8/4/09

La Rambla Sunday afternoon





I think I’ve reached that stage where I’m just about sick of the play. (English phrases become more interesting when you spend most of your life speaking Spanish). I want it to open now, not in another ten days. The actors know what they’re doing. I don’t want to alter things much because I don’t want to upset their rhythm, but at the same time I do want to alter it, because otherwise the process of discovery, the work, dries up. Running the play is necessary, but we don’t have sufficient time to do a run and then work later. Maybe we shall next week. And it’s now that my lack of practice as a director seems to feel more of a handicap. I’m not used to this stage, the final part of the process when you have to ready the ship before launching it.

::::::::

• _WORK TO BE COMPLETED_: Print the portion of the rehearsal diary entry that begins at the words "La Rambla Sunday" and stops after the words "before launching it.".

::::::::

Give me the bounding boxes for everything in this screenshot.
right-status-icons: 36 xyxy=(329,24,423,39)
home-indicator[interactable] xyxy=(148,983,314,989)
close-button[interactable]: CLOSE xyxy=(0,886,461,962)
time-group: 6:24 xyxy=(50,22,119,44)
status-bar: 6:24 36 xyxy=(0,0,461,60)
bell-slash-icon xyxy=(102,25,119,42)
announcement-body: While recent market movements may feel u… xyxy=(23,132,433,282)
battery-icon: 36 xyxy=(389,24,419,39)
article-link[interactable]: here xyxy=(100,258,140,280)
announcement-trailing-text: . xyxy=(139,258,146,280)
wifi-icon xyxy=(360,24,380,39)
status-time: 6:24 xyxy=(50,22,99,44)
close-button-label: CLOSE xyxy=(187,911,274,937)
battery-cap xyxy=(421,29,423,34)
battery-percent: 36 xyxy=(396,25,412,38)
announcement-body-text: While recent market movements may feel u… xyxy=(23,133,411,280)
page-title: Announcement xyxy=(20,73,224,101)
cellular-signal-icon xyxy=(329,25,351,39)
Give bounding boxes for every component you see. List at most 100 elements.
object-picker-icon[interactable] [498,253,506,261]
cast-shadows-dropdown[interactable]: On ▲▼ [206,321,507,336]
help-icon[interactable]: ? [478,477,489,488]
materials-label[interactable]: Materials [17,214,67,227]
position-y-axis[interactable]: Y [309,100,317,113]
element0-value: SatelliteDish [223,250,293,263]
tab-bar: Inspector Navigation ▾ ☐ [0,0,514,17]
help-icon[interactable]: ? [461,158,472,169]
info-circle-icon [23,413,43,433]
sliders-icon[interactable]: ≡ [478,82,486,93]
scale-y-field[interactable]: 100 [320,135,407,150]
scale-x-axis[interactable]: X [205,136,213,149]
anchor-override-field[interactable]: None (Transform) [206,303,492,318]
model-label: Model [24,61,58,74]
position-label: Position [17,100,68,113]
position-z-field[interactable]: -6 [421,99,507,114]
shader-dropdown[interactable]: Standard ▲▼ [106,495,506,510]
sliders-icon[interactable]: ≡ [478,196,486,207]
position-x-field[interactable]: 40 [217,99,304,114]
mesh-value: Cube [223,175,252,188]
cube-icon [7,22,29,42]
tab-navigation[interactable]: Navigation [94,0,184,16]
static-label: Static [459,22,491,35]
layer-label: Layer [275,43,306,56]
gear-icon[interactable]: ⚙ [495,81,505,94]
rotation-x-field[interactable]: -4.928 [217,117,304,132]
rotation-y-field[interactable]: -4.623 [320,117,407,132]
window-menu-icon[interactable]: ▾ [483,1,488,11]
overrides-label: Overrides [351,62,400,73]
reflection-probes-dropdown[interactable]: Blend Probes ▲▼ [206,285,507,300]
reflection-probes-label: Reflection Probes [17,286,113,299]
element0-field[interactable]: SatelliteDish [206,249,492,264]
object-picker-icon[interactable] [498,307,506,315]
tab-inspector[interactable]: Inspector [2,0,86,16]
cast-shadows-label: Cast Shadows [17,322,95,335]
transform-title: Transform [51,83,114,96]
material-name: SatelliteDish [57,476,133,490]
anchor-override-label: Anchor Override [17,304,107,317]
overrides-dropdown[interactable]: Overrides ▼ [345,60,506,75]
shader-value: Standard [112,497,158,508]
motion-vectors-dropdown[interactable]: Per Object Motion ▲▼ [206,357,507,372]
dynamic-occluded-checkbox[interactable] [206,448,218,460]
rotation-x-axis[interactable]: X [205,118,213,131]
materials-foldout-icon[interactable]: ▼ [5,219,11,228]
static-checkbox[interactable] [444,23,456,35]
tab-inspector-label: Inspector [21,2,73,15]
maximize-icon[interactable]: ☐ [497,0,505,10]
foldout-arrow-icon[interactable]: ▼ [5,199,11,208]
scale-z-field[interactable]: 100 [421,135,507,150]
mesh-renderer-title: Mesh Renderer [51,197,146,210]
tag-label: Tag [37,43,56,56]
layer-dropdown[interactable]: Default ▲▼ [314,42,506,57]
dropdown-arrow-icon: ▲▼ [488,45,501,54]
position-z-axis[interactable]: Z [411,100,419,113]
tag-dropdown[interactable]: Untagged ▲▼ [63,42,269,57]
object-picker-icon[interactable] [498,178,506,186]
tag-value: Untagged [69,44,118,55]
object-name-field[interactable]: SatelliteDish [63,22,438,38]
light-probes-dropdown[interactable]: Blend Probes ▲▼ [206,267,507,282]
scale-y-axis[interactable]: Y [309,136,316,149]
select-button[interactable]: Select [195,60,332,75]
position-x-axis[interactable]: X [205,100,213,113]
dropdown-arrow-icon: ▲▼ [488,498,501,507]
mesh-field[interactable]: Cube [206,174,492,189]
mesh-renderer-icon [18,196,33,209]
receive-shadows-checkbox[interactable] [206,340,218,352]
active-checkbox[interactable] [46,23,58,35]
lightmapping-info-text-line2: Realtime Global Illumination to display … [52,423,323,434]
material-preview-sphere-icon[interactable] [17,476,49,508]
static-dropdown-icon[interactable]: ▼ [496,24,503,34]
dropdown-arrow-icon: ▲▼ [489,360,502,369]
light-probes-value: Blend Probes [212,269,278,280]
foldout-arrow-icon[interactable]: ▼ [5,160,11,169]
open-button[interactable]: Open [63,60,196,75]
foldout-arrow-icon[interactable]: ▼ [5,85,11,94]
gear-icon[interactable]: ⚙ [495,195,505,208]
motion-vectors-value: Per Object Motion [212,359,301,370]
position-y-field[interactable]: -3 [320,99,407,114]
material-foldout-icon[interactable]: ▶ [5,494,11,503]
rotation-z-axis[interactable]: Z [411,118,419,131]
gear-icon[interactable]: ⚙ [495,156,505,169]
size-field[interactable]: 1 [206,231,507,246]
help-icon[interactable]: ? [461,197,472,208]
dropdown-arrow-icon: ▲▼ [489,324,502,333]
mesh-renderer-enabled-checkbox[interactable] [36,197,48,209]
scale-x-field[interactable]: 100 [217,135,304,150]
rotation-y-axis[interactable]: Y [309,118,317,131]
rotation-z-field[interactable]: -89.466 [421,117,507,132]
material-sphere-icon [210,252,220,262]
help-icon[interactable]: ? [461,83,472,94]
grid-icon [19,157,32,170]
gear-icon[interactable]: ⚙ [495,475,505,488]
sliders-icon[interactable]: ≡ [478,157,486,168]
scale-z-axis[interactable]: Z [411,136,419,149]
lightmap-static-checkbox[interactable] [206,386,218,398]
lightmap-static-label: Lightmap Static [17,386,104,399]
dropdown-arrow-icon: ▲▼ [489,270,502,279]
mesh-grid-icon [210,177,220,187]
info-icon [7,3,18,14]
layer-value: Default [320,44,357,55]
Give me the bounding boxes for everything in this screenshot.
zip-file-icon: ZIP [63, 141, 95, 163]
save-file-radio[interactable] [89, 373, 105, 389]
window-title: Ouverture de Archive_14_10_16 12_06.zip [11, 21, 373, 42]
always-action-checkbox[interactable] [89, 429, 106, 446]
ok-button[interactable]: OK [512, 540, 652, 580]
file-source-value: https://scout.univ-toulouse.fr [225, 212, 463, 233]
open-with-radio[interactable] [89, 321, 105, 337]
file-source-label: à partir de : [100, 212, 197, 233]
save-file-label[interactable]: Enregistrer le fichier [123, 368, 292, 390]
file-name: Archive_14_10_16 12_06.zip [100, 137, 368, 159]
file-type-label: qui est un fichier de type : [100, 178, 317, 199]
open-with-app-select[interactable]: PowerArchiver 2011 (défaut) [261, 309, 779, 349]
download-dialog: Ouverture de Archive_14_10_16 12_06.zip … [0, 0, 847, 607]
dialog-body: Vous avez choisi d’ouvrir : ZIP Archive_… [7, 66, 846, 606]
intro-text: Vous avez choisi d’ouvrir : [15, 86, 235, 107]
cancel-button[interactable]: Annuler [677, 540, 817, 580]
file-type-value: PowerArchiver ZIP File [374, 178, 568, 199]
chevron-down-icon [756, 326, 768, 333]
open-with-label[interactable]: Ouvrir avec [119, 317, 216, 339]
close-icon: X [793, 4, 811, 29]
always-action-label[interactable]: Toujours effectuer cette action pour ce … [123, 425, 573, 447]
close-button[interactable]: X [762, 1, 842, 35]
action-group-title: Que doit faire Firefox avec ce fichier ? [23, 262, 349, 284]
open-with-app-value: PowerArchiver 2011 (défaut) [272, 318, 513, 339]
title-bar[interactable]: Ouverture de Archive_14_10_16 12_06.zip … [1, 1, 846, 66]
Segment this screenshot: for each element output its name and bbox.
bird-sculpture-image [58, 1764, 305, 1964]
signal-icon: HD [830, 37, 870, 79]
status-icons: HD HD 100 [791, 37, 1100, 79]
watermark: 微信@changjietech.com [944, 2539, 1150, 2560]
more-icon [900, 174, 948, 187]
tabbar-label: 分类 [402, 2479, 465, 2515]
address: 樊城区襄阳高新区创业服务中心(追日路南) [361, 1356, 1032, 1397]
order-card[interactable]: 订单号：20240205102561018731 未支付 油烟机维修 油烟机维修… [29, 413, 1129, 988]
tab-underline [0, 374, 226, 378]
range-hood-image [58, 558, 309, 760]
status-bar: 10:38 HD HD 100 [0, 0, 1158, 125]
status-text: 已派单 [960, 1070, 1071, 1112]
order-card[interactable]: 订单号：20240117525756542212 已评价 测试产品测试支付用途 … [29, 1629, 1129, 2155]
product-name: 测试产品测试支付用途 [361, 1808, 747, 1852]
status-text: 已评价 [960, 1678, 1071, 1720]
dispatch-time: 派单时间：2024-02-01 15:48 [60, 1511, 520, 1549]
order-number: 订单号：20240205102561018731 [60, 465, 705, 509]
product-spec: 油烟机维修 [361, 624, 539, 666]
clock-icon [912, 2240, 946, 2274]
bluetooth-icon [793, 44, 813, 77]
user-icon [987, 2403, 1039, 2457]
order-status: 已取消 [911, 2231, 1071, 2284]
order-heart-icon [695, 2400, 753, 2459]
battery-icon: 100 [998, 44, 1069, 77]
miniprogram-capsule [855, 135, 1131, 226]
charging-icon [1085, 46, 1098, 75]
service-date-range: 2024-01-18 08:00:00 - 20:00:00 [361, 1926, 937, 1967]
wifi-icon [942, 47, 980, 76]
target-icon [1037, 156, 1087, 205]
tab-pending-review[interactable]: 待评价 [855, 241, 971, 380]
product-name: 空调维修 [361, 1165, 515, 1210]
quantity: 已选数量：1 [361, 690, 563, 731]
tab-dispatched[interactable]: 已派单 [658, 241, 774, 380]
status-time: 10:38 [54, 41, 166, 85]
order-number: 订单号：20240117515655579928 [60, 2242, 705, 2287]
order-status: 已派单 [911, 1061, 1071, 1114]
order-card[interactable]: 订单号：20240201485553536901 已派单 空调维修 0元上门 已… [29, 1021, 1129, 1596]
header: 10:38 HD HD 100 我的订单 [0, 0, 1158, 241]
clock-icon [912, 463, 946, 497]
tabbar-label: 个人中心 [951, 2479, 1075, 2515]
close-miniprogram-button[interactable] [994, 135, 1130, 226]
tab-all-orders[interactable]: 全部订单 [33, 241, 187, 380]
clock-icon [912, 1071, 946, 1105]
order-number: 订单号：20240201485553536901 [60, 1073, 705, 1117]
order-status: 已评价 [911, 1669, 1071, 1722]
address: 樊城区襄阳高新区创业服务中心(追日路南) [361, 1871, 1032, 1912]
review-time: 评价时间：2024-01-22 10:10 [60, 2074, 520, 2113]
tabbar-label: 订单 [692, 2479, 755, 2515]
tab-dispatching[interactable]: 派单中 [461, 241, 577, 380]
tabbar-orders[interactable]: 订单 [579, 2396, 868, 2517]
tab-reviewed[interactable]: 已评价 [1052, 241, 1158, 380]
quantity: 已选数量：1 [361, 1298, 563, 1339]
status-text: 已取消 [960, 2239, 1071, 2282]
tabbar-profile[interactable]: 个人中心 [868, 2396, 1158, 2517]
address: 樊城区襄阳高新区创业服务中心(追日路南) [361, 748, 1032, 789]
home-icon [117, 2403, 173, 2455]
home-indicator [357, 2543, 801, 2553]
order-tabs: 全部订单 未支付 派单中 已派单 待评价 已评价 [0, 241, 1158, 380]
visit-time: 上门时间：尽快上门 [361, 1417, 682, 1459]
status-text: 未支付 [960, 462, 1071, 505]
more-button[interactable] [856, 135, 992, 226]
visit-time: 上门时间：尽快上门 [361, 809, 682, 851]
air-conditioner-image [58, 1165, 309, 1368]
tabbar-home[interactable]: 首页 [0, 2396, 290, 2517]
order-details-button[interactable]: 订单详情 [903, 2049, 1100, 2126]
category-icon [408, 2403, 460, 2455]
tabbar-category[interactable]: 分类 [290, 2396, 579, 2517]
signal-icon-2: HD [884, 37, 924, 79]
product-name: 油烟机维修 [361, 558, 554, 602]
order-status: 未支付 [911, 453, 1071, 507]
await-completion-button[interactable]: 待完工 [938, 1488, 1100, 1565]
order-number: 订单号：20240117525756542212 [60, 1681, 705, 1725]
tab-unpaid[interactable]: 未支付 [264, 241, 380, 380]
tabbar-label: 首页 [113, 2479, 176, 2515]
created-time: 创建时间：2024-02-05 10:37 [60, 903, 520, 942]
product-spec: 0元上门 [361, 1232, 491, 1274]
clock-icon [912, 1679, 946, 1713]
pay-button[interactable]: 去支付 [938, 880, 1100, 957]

::::::::

• _EXERCISE SOLUTION_:
La Rambla Sunday afternoon





I think I’ve reached that stage where I’m just about sick of the play. (English phrases become more interesting when you spend most of your life speaking Spanish). I want it to open now, not in another ten days. The actors know what they’re doing. I don’t want to alter things much because I don’t want to upset their rhythm, but at the same time I do want to alter it, because otherwise the process of discovery, the work, dries up. Running the play is necessary, but we don’t have sufficient time to do a run and then work later. Maybe we shall next week. And it’s now that my lack of practice as a director seems to feel more of a handicap. I’m not used to this stage, the final part of the process when you have to ready the ship before launching it.